Goal: Look through the data below and return each line where "GOES" appears.

Records for the task:
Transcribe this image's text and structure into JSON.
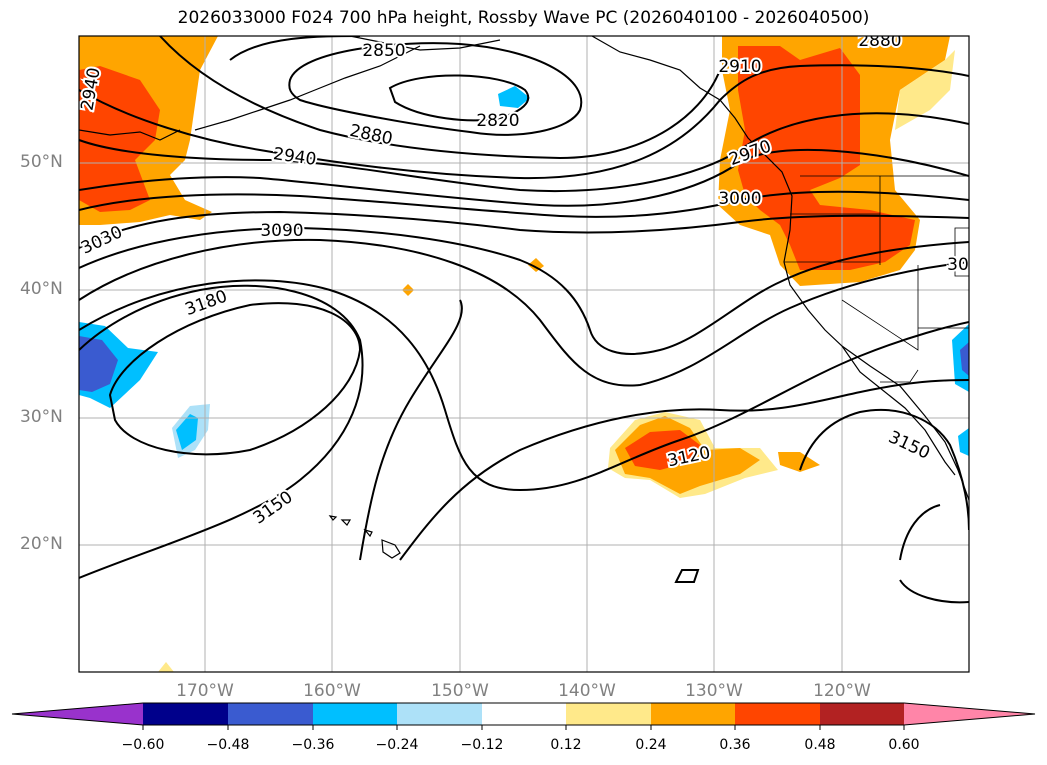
{
  "title": "2026033000 F024 700 hPa height, Rossby Wave PC (2026040100 - 2026040500)",
  "lat_labels": [
    "50°N",
    "40°N",
    "30°N",
    "20°N"
  ],
  "lon_labels": [
    "170°W",
    "160°W",
    "150°W",
    "140°W",
    "130°W",
    "120°W"
  ],
  "contour_labels": [
    "2850",
    "2820",
    "2880",
    "2940",
    "2940",
    "2910",
    "2880",
    "2970",
    "3000",
    "3090",
    "3030",
    "30",
    "3180",
    "3120",
    "3150",
    "3150"
  ],
  "colorbar": {
    "tick_labels": [
      "−0.60",
      "−0.48",
      "−0.36",
      "−0.24",
      "−0.12",
      "0.12",
      "0.24",
      "0.36",
      "0.48",
      "0.60"
    ],
    "colors": [
      "#9932cc",
      "#00008b",
      "#3a5bd0",
      "#00bfff",
      "#ade1f8",
      "#ffffff",
      "#ffe98a",
      "#ffa500",
      "#ff4500",
      "#b22222",
      "#ff85a8"
    ]
  },
  "colors": {
    "land_outline": "#000000",
    "grid": "#b0b0b0",
    "contour": "#000000"
  }
}
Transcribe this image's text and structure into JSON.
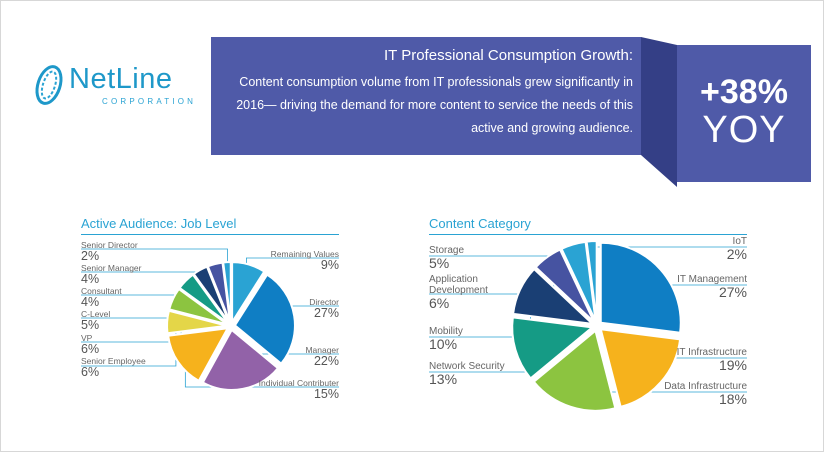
{
  "logo": {
    "name": "NetLine",
    "subtitle": "CORPORATION"
  },
  "banner": {
    "title": "IT Professional Consumption Growth:",
    "body": "Content consumption volume from IT professionals grew significantly in 2016— driving the demand for more content to service the needs of this active and growing audience."
  },
  "stat": {
    "value": "+38%",
    "label": "YOY"
  },
  "colors": {
    "accent": "#2aa3d3",
    "banner": "#4f5aa8",
    "banner_fold": "#343f86"
  },
  "chart_data": [
    {
      "type": "pie",
      "title": "Active Audience: Job Level",
      "series": [
        {
          "name": "Remaining Values",
          "value": 9,
          "display": "9%",
          "color": "#2aa3d3"
        },
        {
          "name": "Director",
          "value": 27,
          "display": "27%",
          "color": "#0f7ec4"
        },
        {
          "name": "Manager",
          "value": 22,
          "display": "22%",
          "color": "#9262a8"
        },
        {
          "name": "Individual Contributer",
          "value": 15,
          "display": "15%",
          "color": "#f6b21c"
        },
        {
          "name": "Senior Employee",
          "value": 6,
          "display": "6%",
          "color": "#e4d648"
        },
        {
          "name": "VP",
          "value": 6,
          "display": "6%",
          "color": "#8cc440"
        },
        {
          "name": "C-Level",
          "value": 5,
          "display": "5%",
          "color": "#159b85"
        },
        {
          "name": "Consultant",
          "value": 4,
          "display": "4%",
          "color": "#1a3f74"
        },
        {
          "name": "Senior Manager",
          "value": 4,
          "display": "4%",
          "color": "#4653a1"
        },
        {
          "name": "Senior Director",
          "value": 2,
          "display": "2%",
          "color": "#2aa3d3"
        }
      ]
    },
    {
      "type": "pie",
      "title": "Content Category",
      "series": [
        {
          "name": "IT Management",
          "value": 27,
          "display": "27%",
          "color": "#0f7ec4"
        },
        {
          "name": "IT Infrastructure",
          "value": 19,
          "display": "19%",
          "color": "#f6b21c"
        },
        {
          "name": "Data Infrastructure",
          "value": 18,
          "display": "18%",
          "color": "#8cc440"
        },
        {
          "name": "Network Security",
          "value": 13,
          "display": "13%",
          "color": "#159b85"
        },
        {
          "name": "Mobility",
          "value": 10,
          "display": "10%",
          "color": "#1a3f74"
        },
        {
          "name": "Application Development",
          "value": 6,
          "display": "6%",
          "color": "#4653a1"
        },
        {
          "name": "Storage",
          "value": 5,
          "display": "5%",
          "color": "#2aa3d3"
        },
        {
          "name": "IoT",
          "value": 2,
          "display": "2%",
          "color": "#2aa3d3"
        }
      ]
    }
  ]
}
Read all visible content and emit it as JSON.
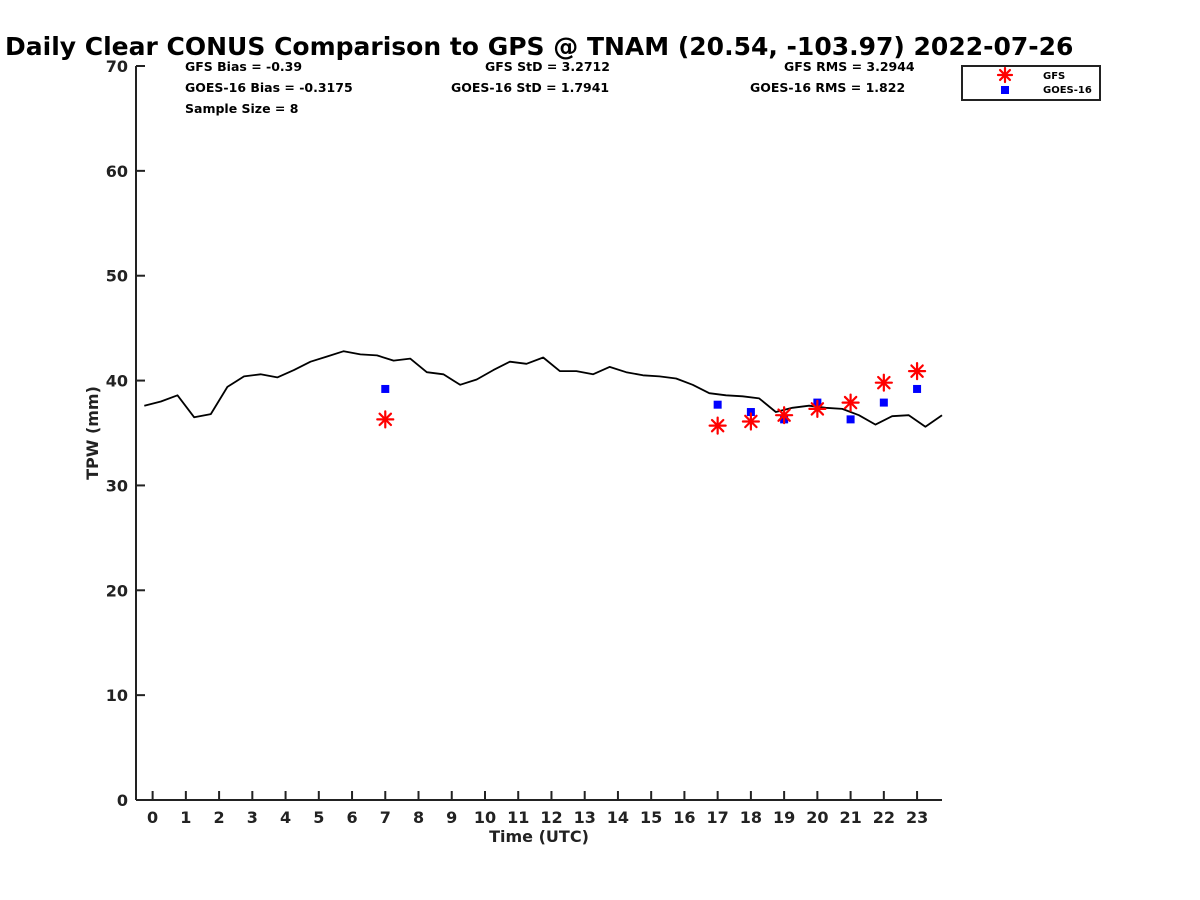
{
  "chart_data": {
    "type": "scatter",
    "title": "Daily Clear CONUS Comparison to GPS @ TNAM (20.54, -103.97) 2022-07-26",
    "xlabel": "Time (UTC)",
    "ylabel": "TPW (mm)",
    "xlim": [
      -0.5,
      23.75
    ],
    "ylim": [
      0,
      70
    ],
    "xticks": [
      "0",
      "1",
      "2",
      "3",
      "4",
      "5",
      "6",
      "7",
      "8",
      "9",
      "10",
      "11",
      "12",
      "13",
      "14",
      "15",
      "16",
      "17",
      "18",
      "19",
      "20",
      "21",
      "22",
      "23"
    ],
    "yticks": [
      "0",
      "10",
      "20",
      "30",
      "40",
      "50",
      "60",
      "70"
    ],
    "grid": false,
    "legend_position": "top-right",
    "stats": [
      {
        "label": "GFS Bias = -0.39"
      },
      {
        "label": "GFS StD = 3.2712"
      },
      {
        "label": "GFS RMS = 3.2944"
      },
      {
        "label": "GOES-16 Bias = -0.3175"
      },
      {
        "label": "GOES-16 StD = 1.7941"
      },
      {
        "label": "GOES-16 RMS = 1.822"
      },
      {
        "label": "Sample Size = 8"
      }
    ],
    "gps_line": {
      "color": "#000000",
      "x": [
        -0.25,
        0.25,
        0.75,
        1.25,
        1.75,
        2.25,
        2.75,
        3.25,
        3.75,
        4.25,
        4.75,
        5.25,
        5.75,
        6.25,
        6.75,
        7.25,
        7.75,
        8.25,
        8.75,
        9.25,
        9.75,
        10.25,
        10.75,
        11.25,
        11.75,
        12.25,
        12.75,
        13.25,
        13.75,
        14.25,
        14.75,
        15.25,
        15.75,
        16.25,
        16.75,
        17.25,
        17.75,
        18.25,
        18.75,
        19.25,
        19.75,
        20.25,
        20.75,
        21.25,
        21.75,
        22.25,
        22.75,
        23.25,
        23.75
      ],
      "y": [
        37.6,
        38.0,
        38.6,
        36.5,
        36.8,
        39.4,
        40.4,
        40.6,
        40.3,
        41.0,
        41.8,
        42.3,
        42.8,
        42.5,
        42.4,
        41.9,
        42.1,
        40.8,
        40.6,
        39.6,
        40.1,
        41.0,
        41.8,
        41.6,
        42.2,
        40.9,
        40.9,
        40.6,
        41.3,
        40.8,
        40.5,
        40.4,
        40.2,
        39.6,
        38.8,
        38.6,
        38.5,
        38.3,
        37.0,
        37.4,
        37.6,
        37.4,
        37.3,
        36.7,
        35.8,
        36.6,
        36.7,
        35.6,
        36.7
      ]
    },
    "series": [
      {
        "name": "GFS",
        "marker": "asterisk",
        "color": "#ff0000",
        "x": [
          7,
          17,
          18,
          19,
          20,
          21,
          22,
          23
        ],
        "y": [
          36.3,
          35.7,
          36.1,
          36.7,
          37.3,
          37.9,
          39.8,
          40.9
        ]
      },
      {
        "name": "GOES-16",
        "marker": "square",
        "color": "#0000ff",
        "x": [
          7,
          17,
          18,
          19,
          20,
          21,
          22,
          23
        ],
        "y": [
          39.2,
          37.7,
          37.0,
          36.3,
          37.9,
          36.3,
          37.9,
          39.2
        ]
      }
    ]
  }
}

Solution to this exercise:
        "label": "GOES-16 Bias = -0.3175"
        "label": "GOES-16 StD = 1.7941"
        "label": "GOES-16 RMS = 1.822"
        "name": "GOES-16",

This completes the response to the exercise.